Records from a dataset:
★ ★ ★ ★ ★

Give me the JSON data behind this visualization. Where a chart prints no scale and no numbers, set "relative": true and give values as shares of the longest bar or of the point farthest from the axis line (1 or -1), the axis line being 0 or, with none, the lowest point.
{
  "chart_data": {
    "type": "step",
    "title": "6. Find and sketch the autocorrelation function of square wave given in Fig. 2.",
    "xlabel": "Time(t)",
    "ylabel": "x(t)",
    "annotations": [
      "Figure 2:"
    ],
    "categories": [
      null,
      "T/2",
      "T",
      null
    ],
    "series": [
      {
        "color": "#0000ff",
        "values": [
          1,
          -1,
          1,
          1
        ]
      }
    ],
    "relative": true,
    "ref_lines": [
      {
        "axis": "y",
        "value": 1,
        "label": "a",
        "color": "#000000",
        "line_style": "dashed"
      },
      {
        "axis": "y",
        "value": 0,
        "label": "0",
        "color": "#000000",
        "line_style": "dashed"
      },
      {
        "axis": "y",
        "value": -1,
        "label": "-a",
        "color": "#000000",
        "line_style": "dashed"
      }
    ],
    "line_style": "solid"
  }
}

★ ★ ★ ★ ★

■ **TASK GOAL**: Give back the whole listing exactly as it reads.

■ **CORRECT RESULT**:
Give me the JSON data behind this visualization. Where a chart prints no scale and no numbers, set "relative": true and give values as shares of the longest bar or of the point farthest from the axis line (1 or -1), the axis line being 0 or, with none, the lowest point.
{
  "chart_data": {
    "type": "step",
    "title": "6. Find and sketch the autocorrelation function of square wave given in Fig. 2.",
    "xlabel": "Time(t)",
    "ylabel": "x(t)",
    "annotations": [
      "Figure 2:"
    ],
    "categories": [
      null,
      "T/2",
      "T",
      null
    ],
    "series": [
      {
        "color": "#0000ff",
        "values": [
          1,
          -1,
          1,
          1
        ]
      }
    ],
    "relative": true,
    "ref_lines": [
      {
        "axis": "y",
        "value": 1,
        "label": "a",
        "color": "#000000",
        "line_style": "dashed"
      },
      {
        "axis": "y",
        "value": 0,
        "label": "0",
        "color": "#000000",
        "line_style": "dashed"
      },
      {
        "axis": "y",
        "value": -1,
        "label": "-a",
        "color": "#000000",
        "line_style": "dashed"
      }
    ],
    "line_style": "solid"
  }
}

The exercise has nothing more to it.